= Set problem A =
Reproduce the stretch of the baseball forum thread from "The answer should" through "settle the score.", word for word.
= Set problem B =
Carry on the baseball forum thread about Jayce Tingler and the unwritten rule, picking up after its final line.

Who the fuck is Jayce Tingler?

posted by beaverboard at 01:05 PM on August 18, 2020

Jim Rome, surprisingly, had a good take on this: if this is an unwritten rule then that means the other team has given up. If the other team has essentially given up, then just institute a mercy rule and end the game early.

posted by NoMich at 02:29 PM on August 18, 2020

Who the fuck is Jayce Tingler?

The answer should be "former Padres Manager, now bagging groceries at the local Piggly Wiggly".

posted by grum@work at 04:44 PM on August 18, 2020

Tatis better keep his head up in about 7 months.

I'm guessing that's when Odor will settle the score.

= Source material =
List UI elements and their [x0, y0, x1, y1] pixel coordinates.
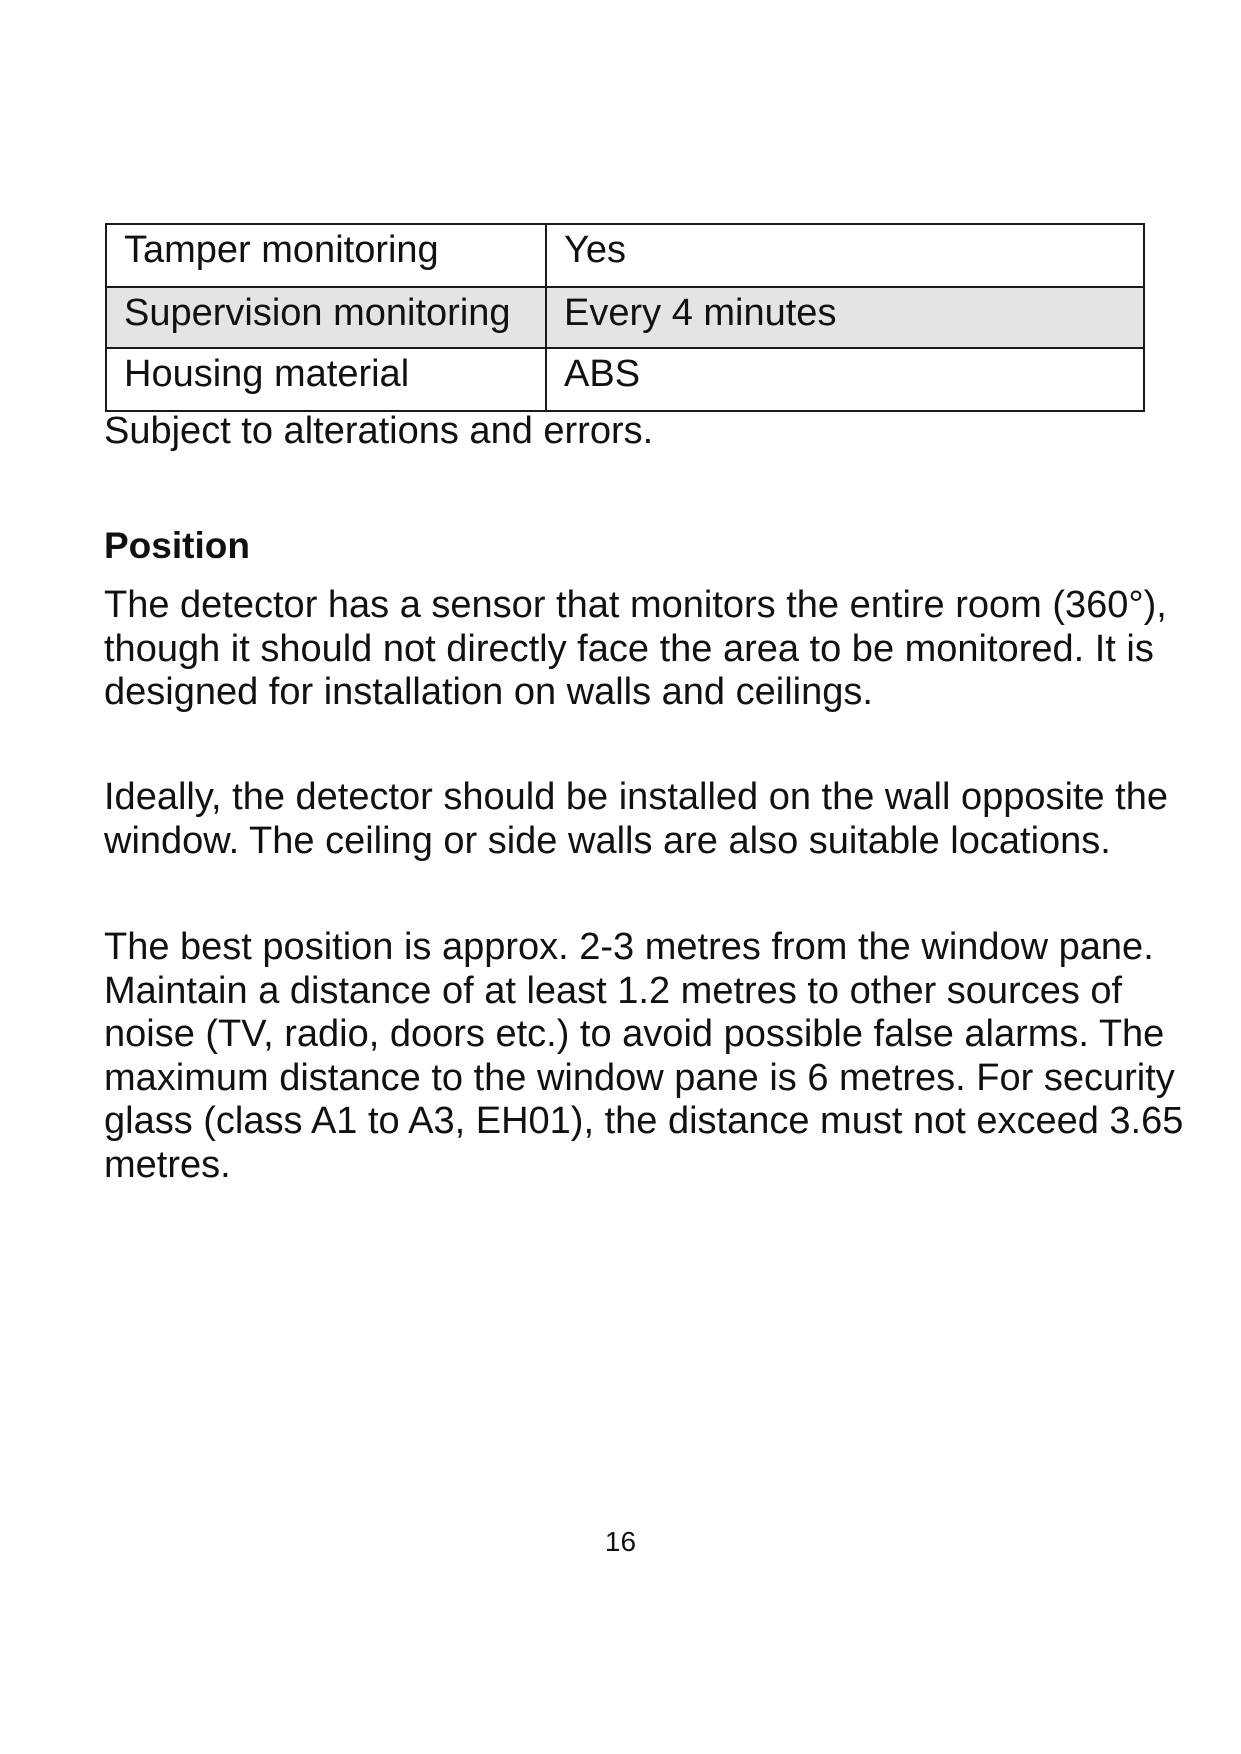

= Expected answer A =
The answer should be "former Padres Manager, now bagging groceries at the local Piggly Wiggly".

posted by grum@work at 04:44 PM on August 18, 2020

Tatis better keep his head up in about 7 months.

I'm guessing that's when Odor will settle the score.

= Expected answer B =
posted by tommybiden at 05:37 PM on August 18, 2020

The so-called unwritten rules seem to have developed as a sort of "professional courtesy" over the years. It's the same idea of not taking the easy layup when your basketball team is up 9 with 4 seconds left in the game and you are all alone with the ball under the hoop. You just dribble out the game. The idea is not to pile on a beaten opponent. If individual players have some statistic milestones or records they want to reach, breaking the 'rules' can be understood. Otherwise it is just discourteous to steal a base with a 7 run lead in the 8th inning, to swing at a 3-0 get-me-over pitch when you are well ahead in a game, or to take extra bases unnecessarily. It's courtesy, the rudeness of doing these things used to be recognized as such, and professional baseball players would refrain from doing them. Breaking the rules is still discourteous, but in today's game with the generation of players in the game today, it doesn't seem to be recognized as such. When I am umpiring, I often hear a coach whose team is well ahead tell his players to swing at anything close, and not to try to get the base on balls. It's one way of teaching the game the right way, but I think that those who break the unwritten rules just were not taught the right way.

posted by Howard_T at 07:06 PM on August 18, 2020

Otherwise it is just discourteous to steal a base with a 7 run lead in the 8th inning

What if your club is up 6-0 in the 4th inning, okay to steal 3rd?

posted by tommybiden at 07:46 PM on August 18, 2020

Every manager in the game is going to take issue with a young player ignoring a sign to take a pitch.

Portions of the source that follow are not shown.